Listings of boxed layout items
-.-.-
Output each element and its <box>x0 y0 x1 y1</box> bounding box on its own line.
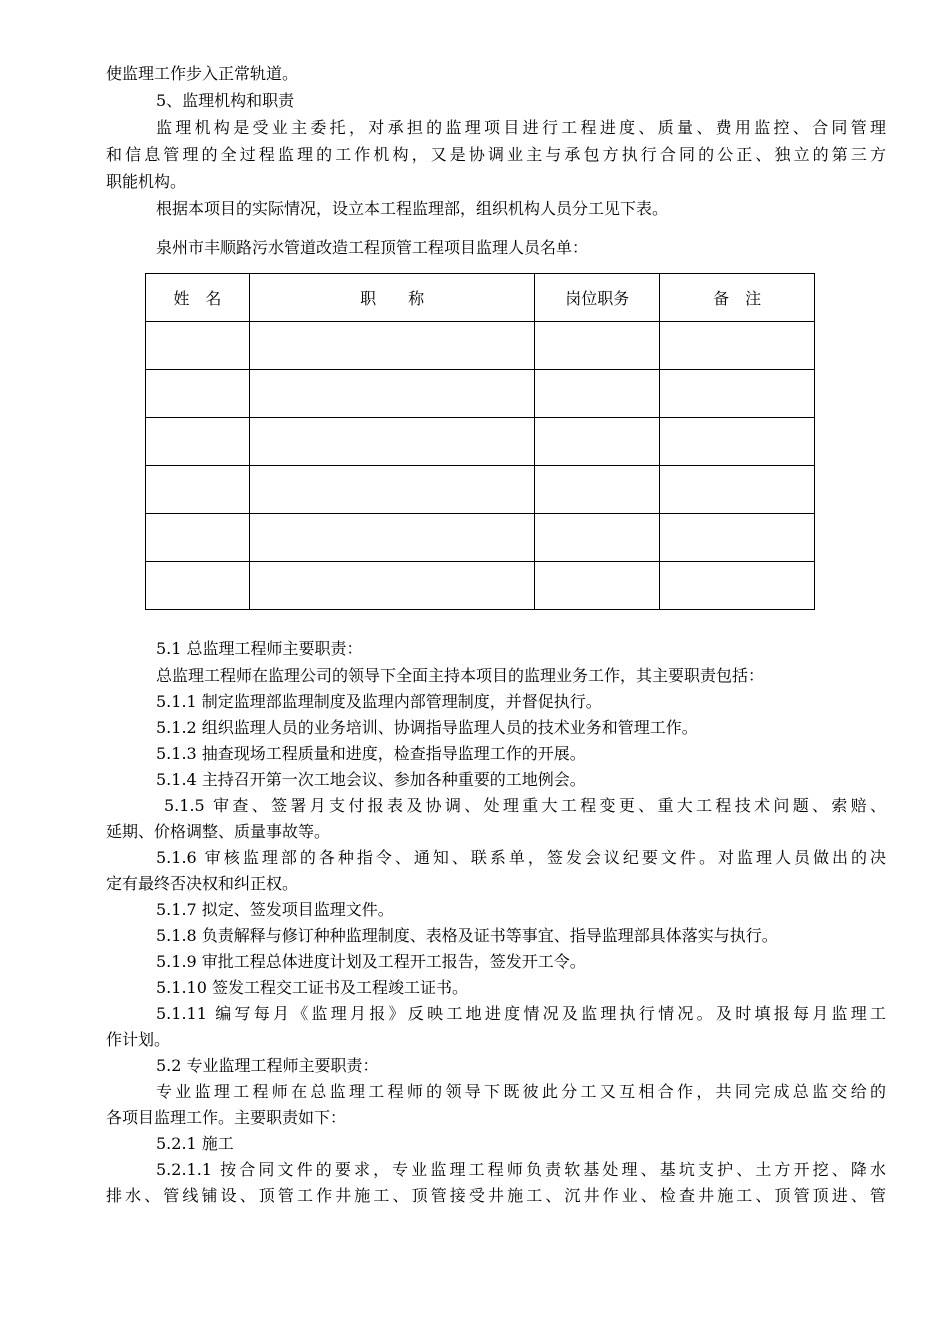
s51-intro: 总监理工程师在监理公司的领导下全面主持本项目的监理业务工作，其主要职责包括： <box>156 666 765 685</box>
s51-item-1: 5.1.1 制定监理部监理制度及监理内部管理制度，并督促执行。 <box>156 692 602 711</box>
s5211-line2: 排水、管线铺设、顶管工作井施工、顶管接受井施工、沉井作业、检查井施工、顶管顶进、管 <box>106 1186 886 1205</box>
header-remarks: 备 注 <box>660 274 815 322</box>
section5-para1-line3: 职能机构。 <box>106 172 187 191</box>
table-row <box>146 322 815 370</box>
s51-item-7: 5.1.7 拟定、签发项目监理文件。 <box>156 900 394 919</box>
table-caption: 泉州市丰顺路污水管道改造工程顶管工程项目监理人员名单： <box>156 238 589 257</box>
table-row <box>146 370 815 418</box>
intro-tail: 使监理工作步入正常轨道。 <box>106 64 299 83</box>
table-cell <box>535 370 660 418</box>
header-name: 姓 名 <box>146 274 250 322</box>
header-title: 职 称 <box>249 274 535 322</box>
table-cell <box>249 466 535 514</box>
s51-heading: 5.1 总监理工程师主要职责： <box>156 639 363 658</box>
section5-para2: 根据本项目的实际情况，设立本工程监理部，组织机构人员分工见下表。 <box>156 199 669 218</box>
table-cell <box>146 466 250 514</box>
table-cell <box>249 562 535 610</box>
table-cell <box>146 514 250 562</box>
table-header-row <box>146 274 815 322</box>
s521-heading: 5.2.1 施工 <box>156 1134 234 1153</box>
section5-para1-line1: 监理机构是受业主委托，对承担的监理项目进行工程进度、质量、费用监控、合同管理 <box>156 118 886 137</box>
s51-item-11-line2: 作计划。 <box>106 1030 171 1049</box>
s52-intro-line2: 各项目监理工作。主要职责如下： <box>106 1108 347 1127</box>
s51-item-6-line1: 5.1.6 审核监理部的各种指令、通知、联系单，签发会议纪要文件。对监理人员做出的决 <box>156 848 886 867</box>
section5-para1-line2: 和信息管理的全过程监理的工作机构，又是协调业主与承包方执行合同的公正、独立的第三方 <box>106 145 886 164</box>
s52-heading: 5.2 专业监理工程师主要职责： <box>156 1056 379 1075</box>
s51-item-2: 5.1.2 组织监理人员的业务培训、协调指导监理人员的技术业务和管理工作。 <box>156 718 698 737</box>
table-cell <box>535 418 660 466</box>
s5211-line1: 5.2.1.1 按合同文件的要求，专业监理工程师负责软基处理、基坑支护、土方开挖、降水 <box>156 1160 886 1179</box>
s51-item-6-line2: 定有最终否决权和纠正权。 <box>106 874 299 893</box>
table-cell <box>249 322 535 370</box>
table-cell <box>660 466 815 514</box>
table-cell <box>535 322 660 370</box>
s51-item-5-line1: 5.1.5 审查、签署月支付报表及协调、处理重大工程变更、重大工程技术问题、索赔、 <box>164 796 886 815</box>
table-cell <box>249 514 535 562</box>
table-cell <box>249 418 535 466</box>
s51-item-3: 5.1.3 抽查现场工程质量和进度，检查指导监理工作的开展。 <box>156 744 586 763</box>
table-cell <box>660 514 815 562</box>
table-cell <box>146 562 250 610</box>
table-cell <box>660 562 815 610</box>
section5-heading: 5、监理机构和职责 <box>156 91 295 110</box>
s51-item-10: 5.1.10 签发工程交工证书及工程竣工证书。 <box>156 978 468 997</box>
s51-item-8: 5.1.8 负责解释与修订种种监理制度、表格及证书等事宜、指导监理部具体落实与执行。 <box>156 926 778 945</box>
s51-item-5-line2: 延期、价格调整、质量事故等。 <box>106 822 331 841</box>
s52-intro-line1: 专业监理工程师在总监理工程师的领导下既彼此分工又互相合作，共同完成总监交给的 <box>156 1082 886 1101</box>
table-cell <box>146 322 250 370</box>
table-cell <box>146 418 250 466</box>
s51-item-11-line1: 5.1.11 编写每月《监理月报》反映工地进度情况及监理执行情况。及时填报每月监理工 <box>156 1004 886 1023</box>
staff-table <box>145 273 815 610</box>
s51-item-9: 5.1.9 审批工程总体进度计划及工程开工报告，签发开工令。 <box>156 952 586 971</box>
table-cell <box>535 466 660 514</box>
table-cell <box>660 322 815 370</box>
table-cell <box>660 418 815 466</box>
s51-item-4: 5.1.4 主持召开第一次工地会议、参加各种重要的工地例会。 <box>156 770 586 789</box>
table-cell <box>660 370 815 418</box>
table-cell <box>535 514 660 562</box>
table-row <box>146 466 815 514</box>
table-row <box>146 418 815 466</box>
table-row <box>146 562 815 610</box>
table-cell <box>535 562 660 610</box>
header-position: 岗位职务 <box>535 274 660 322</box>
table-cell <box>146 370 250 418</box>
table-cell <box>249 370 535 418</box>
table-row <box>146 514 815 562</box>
-.-.-
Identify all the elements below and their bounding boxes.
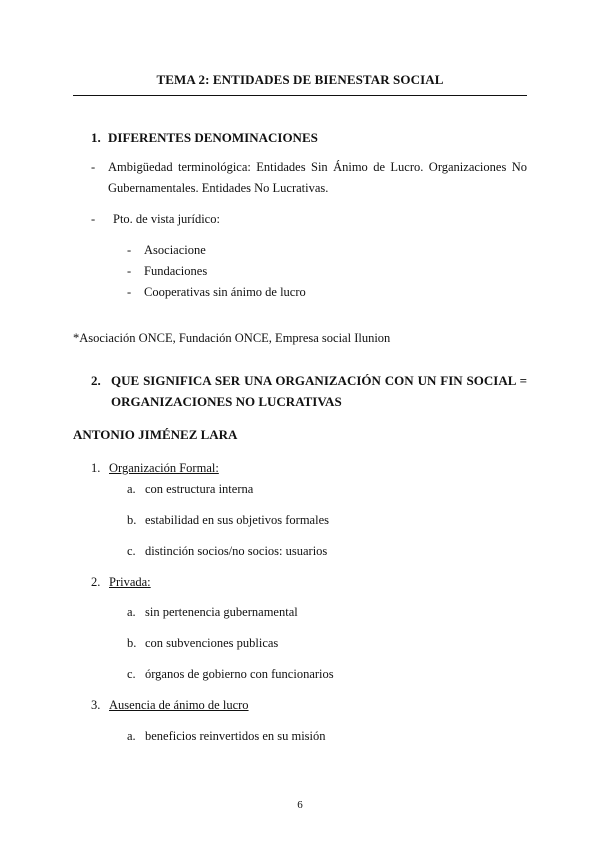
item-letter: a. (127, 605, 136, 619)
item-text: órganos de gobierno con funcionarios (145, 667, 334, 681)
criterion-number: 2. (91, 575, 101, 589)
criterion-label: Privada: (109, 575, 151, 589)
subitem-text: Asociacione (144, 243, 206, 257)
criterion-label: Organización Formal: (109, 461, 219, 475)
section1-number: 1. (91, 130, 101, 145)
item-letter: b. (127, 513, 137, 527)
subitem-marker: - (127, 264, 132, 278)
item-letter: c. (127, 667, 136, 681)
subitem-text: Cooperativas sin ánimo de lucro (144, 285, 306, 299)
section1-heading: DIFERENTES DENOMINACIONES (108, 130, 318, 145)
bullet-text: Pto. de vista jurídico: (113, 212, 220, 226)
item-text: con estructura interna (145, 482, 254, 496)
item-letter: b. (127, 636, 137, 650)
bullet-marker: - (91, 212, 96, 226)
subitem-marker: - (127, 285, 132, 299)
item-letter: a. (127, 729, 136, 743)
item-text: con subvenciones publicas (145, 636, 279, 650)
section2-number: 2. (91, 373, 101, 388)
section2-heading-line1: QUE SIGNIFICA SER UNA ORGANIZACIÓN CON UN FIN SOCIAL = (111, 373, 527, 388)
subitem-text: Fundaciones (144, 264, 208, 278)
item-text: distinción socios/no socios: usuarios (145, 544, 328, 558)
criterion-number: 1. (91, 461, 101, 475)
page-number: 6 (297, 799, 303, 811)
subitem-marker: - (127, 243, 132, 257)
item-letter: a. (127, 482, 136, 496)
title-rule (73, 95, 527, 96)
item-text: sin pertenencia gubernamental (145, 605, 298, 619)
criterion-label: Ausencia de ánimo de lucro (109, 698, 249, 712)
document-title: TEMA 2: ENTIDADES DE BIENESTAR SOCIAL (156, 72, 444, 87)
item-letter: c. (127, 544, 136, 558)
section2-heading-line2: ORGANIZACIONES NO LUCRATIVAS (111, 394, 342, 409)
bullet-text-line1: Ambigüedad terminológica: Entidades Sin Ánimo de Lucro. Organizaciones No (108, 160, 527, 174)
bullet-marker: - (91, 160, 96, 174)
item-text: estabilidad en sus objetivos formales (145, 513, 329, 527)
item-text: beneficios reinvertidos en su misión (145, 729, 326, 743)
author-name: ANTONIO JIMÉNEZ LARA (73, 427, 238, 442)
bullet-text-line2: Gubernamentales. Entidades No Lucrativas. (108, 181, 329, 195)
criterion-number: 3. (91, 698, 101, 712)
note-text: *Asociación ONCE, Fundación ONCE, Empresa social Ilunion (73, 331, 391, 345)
-.-.-
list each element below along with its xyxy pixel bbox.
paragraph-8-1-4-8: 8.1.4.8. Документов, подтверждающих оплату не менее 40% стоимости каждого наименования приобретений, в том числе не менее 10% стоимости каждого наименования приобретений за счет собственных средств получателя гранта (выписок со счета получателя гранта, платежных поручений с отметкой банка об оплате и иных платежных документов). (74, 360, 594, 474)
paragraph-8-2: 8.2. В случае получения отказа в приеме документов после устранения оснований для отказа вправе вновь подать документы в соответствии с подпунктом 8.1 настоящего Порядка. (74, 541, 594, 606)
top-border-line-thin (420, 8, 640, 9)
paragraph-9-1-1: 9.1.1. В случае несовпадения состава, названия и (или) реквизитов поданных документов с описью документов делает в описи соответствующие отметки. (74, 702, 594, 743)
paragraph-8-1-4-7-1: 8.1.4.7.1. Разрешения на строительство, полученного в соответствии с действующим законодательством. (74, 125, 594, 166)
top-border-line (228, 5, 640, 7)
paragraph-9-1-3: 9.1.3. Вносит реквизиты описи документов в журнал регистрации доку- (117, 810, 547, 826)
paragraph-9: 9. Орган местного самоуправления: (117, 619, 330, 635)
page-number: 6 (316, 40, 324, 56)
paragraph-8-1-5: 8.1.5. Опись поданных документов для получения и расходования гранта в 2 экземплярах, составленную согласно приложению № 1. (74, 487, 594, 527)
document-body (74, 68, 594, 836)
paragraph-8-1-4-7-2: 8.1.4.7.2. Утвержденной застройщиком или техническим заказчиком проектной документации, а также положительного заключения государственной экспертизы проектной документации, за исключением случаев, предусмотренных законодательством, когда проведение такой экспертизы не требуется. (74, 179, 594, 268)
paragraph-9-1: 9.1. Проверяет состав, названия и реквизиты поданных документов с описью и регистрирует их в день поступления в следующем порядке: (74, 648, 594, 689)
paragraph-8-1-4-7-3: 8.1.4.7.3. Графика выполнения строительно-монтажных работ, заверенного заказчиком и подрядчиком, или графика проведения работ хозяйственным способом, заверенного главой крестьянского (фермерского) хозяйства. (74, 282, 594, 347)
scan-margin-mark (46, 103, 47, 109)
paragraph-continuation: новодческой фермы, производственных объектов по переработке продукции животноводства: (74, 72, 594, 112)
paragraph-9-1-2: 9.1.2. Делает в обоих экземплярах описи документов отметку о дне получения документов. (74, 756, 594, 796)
-.-.-
== THE PROBLEM ==
Give everything from the line containing "s51-intro: 总监理工程师在监理公司的领导下全面主持本项目的监理业务工作，其主要职责包括： <box>156" down to the line containing "s51-item-6-line2: 定有最终否决权和纠正权。 <box>106", both included, as a Markdown table with the columns Row and Line, leaving out blank lines.

== RESULT FOR THIS EXERCISE ==
| Row | Line |
|---|---|
| 1 | s51-intro: 总监理工程师在监理公司的领导下全面主持本项目的监理业务工作，其主要职责包括： <box>156 666 765 685</box> |
| 2 | s51-item-1: 5.1.1 制定监理部监理制度及监理内部管理制度，并督促执行。 <box>156 692 602 711</box> |
| 3 | s5211-line2: 排水、管线铺设、顶管工作井施工、顶管接受井施工、沉井作业、检查井施工、顶管顶进、管 <box>106 1186 886 1205</box> |
| 4 | header-remarks: 备 注 <box>660 274 815 322</box> |
| 5 | section5-para1-line3: 职能机构。 <box>106 172 187 191</box> |
| 6 | table-row <box>146 322 815 370</box> |
| 7 | s51-item-7: 5.1.7 拟定、签发项目监理文件。 <box>156 900 394 919</box> |
| 8 | table-caption: 泉州市丰顺路污水管道改造工程顶管工程项目监理人员名单： <box>156 238 589 257</box> |
| 9 | table-row <box>146 370 815 418</box> |
| 10 | intro-tail: 使监理工作步入正常轨道。 <box>106 64 299 83</box> |
| 11 | table-cell <box>535 370 660 418</box> |
| 12 | header-name: 姓 名 <box>146 274 250 322</box> |
| 13 | header-title: 职 称 <box>249 274 535 322</box> |
| 14 | table-cell <box>249 466 535 514</box> |
| 15 | s51-heading: 5.1 总监理工程师主要职责： <box>156 639 363 658</box> |
| 16 | section5-para2: 根据本项目的实际情况，设立本工程监理部，组织机构人员分工见下表。 <box>156 199 669 218</box> |
| 17 | table-cell <box>146 466 250 514</box> |
| 18 | table-cell <box>249 562 535 610</box> |
| 19 | table-cell <box>146 514 250 562</box> |
| 20 | table-header-row <box>146 274 815 322</box> |
| 21 | s521-heading: 5.2.1 施工 <box>156 1134 234 1153</box> |
| 22 | section5-para1-line1: 监理机构是受业主委托，对承担的监理项目进行工程进度、质量、费用监控、合同管理 <box>156 118 886 137</box> |
| 23 | s51-item-11-line2: 作计划。 <box>106 1030 171 1049</box> |
| 24 | s52-intro-line2: 各项目监理工作。主要职责如下： <box>106 1108 347 1127</box> |
| 25 | s51-item-6-line1: 5.1.6 审核监理部的各种指令、通知、联系单，签发会议纪要文件。对监理人员做出的决 <box>156 848 886 867</box> |
| 26 | section5-para1-line2: 和信息管理的全过程监理的工作机构，又是协调业主与承包方执行合同的公正、独立的第三方 <box>106 145 886 164</box> |
| 27 | s52-heading: 5.2 专业监理工程师主要职责： <box>156 1056 379 1075</box> |
| 28 | s51-item-2: 5.1.2 组织监理人员的业务培训、协调指导监理人员的技术业务和管理工作。 <box>156 718 698 737</box> |
| 29 | table-cell <box>535 418 660 466</box> |
| 30 | s5211-line1: 5.2.1.1 按合同文件的要求，专业监理工程师负责软基处理、基坑支护、土方开挖、降水 <box>156 1160 886 1179</box> |
| 31 | s51-item-6-line2: 定有最终否决权和纠正权。 <box>106 874 299 893</box> |